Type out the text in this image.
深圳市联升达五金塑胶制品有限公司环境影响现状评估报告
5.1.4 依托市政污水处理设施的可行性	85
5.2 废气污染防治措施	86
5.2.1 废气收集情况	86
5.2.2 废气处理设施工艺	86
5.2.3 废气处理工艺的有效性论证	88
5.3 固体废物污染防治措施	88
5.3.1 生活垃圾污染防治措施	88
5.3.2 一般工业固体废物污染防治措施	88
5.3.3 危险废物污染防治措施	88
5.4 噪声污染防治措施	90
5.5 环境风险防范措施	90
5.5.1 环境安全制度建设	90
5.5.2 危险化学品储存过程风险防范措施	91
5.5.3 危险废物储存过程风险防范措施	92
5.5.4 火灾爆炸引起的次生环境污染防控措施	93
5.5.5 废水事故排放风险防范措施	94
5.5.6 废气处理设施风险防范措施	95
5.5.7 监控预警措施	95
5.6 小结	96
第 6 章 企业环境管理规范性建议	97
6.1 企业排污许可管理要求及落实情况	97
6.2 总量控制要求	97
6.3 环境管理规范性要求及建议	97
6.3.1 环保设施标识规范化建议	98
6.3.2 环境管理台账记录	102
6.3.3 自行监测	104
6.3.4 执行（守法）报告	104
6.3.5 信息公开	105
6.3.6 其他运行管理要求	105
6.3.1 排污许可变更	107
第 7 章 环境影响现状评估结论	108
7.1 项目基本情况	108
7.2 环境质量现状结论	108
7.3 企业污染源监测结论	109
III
* * *
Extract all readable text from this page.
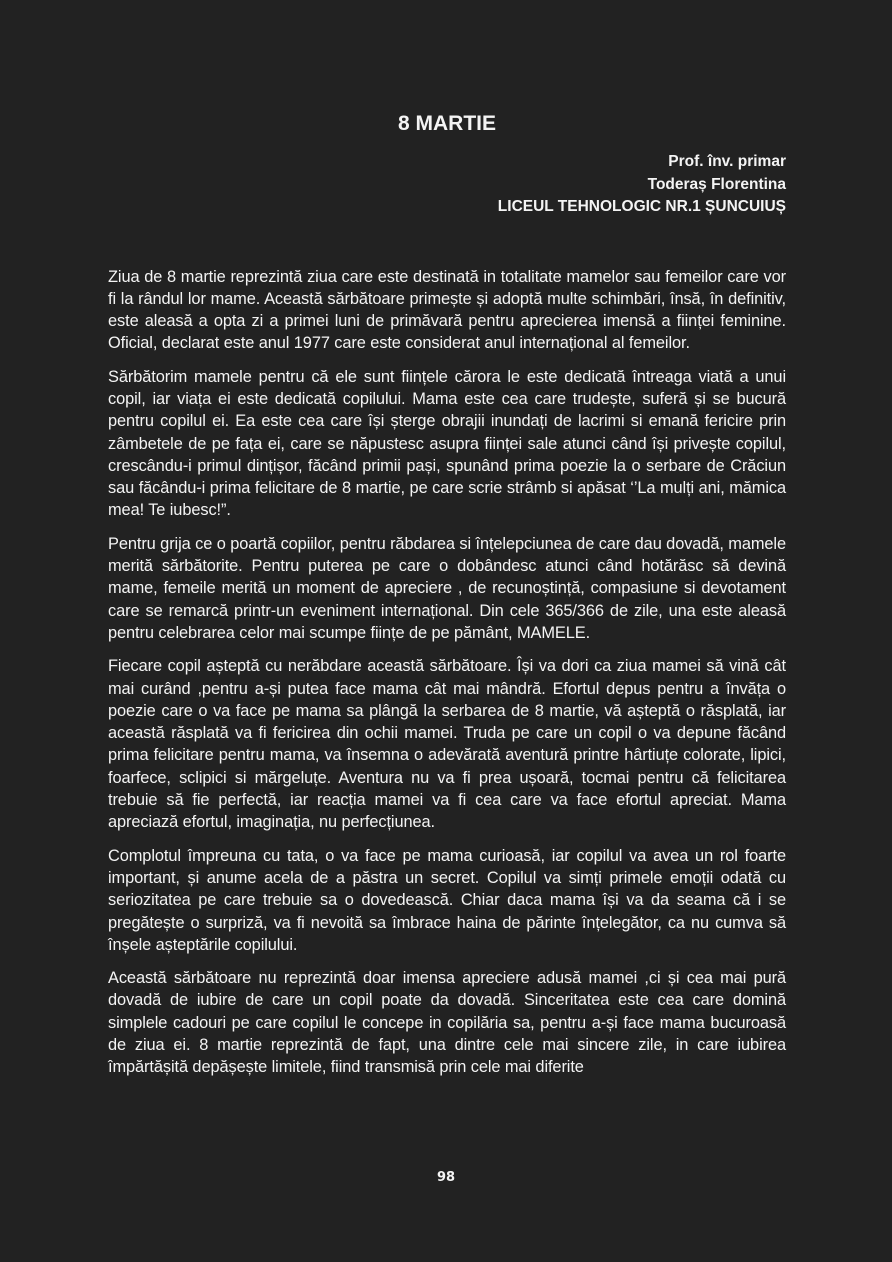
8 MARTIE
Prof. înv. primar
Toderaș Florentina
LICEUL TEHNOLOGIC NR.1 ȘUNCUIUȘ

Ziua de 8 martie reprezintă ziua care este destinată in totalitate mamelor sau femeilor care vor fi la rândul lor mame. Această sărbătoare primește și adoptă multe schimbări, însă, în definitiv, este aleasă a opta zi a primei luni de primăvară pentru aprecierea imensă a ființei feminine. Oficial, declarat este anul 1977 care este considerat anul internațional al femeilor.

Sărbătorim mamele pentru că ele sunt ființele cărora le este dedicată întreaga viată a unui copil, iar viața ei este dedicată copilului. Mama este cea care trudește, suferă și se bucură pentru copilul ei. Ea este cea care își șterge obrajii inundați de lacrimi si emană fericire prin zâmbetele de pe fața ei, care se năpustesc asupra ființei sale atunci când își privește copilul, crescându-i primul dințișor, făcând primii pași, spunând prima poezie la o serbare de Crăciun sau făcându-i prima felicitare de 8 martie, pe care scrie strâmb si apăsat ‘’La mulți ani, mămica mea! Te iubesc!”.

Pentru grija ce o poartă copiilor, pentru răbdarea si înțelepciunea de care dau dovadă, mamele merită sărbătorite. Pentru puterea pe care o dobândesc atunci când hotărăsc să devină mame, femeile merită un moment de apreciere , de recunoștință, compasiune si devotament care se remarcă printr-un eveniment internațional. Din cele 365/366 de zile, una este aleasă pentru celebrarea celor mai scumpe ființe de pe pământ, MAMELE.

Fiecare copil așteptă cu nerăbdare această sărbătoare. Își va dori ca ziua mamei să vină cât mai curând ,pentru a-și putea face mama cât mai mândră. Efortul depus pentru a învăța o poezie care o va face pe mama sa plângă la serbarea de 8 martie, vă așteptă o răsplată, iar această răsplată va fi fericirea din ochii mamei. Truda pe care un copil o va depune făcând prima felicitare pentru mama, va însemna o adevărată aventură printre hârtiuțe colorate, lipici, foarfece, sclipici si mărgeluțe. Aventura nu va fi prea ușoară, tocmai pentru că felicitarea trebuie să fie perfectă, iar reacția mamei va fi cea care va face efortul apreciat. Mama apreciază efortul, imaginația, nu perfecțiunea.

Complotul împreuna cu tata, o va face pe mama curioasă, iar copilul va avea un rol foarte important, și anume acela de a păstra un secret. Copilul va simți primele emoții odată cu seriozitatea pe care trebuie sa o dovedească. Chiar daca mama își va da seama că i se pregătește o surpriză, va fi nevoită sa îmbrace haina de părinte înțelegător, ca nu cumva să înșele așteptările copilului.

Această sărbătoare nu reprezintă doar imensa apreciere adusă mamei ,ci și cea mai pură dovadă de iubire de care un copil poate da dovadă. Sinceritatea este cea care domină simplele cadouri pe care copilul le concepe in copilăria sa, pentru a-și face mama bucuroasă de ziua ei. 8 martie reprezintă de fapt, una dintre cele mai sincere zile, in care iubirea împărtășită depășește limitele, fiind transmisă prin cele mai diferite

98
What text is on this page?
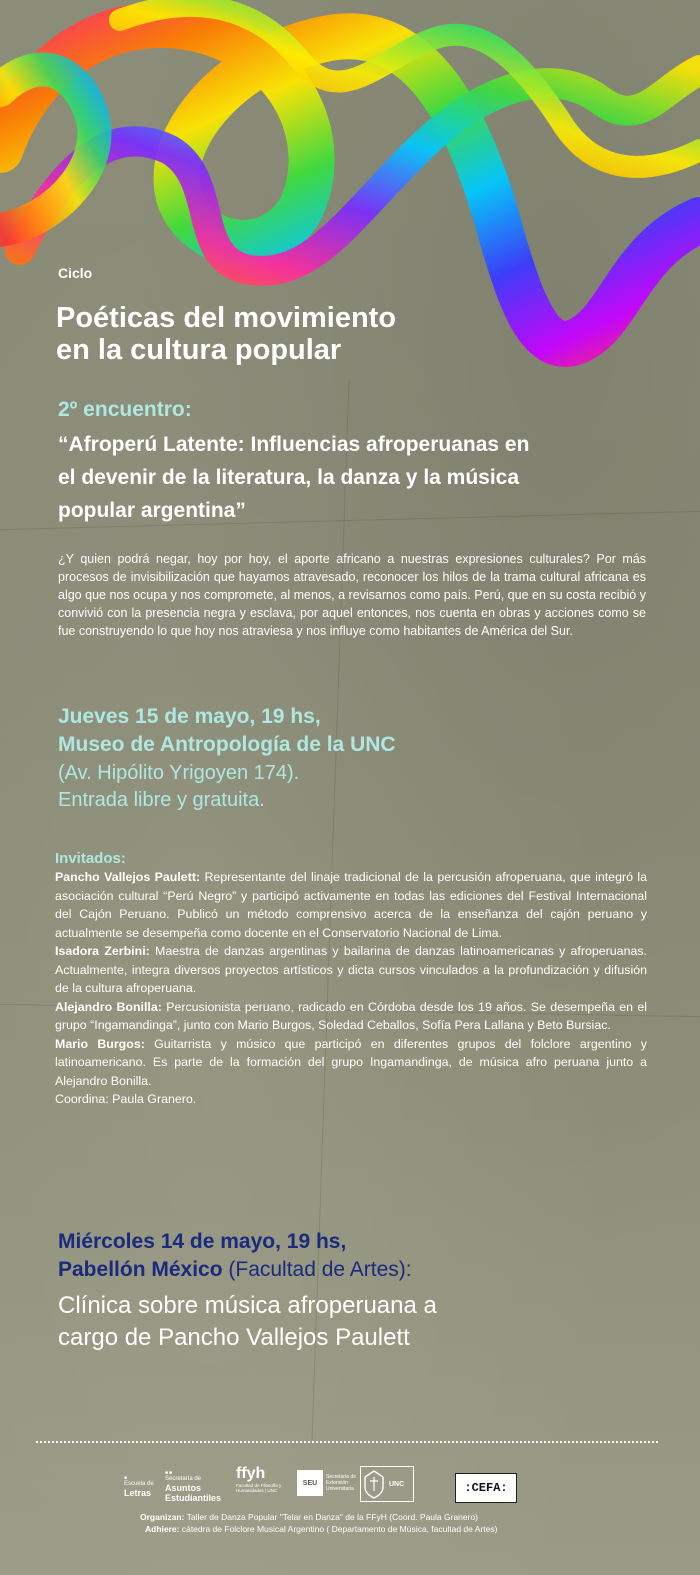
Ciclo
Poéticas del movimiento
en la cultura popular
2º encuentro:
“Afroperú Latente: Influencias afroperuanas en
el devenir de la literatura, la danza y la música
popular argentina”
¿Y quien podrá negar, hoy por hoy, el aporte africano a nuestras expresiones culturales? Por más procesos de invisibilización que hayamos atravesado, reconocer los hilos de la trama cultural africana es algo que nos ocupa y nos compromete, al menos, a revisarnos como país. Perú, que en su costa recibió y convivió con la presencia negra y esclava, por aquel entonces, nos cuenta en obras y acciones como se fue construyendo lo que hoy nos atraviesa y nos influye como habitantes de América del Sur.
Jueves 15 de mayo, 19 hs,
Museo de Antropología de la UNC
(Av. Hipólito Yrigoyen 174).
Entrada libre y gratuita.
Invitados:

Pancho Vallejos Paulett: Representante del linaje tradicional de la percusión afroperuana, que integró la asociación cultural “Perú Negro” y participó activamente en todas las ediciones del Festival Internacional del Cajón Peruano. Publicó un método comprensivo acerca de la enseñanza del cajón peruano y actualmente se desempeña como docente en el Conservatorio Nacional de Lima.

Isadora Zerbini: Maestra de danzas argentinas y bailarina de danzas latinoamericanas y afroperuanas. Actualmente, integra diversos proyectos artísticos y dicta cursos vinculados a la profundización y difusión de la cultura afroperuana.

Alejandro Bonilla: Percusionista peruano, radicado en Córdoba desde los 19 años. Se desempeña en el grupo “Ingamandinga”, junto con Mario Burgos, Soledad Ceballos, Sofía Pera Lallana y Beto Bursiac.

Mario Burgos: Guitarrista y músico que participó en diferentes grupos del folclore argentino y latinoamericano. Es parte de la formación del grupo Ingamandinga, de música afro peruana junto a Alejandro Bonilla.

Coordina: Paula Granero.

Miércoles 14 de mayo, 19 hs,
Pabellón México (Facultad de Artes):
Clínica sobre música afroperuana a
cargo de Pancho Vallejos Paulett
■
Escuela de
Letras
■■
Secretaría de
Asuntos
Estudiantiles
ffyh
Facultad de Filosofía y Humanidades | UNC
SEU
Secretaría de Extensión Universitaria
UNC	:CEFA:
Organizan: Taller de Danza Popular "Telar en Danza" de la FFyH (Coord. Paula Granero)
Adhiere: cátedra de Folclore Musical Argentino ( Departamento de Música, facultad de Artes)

> [Task statement] Go through the listing above and list every line that has the word "atunci".

> [Worked solution]
Sărbătorim mamele pentru că ele sunt ființele cărora le este dedicată întreaga viată a unui copil, iar viața ei este dedicată copilului. Mama este cea care trudește, suferă și se bucură pentru copilul ei. Ea este cea care își șterge obrajii inundați de lacrimi si emană fericire prin zâmbetele de pe fața ei, care se năpustesc asupra ființei sale atunci când își privește copilul, crescându-i primul dințișor, făcând primii pași, spunând prima poezie la o serbare de Crăciun sau făcându-i prima felicitare de 8 martie, pe care scrie strâmb si apăsat ‘’La mulți ani, mămica mea! Te iubesc!”.
Pentru grija ce o poartă copiilor, pentru răbdarea si înțelepciunea de care dau dovadă, mamele merită sărbătorite. Pentru puterea pe care o dobândesc atunci când hotărăsc să devină mame, femeile merită un moment de apreciere , de recunoștință, compasiune si devotament care se remarcă printr-un eveniment internațional. Din cele 365/366 de zile, una este aleasă pentru celebrarea celor mai scumpe ființe de pe pământ, MAMELE.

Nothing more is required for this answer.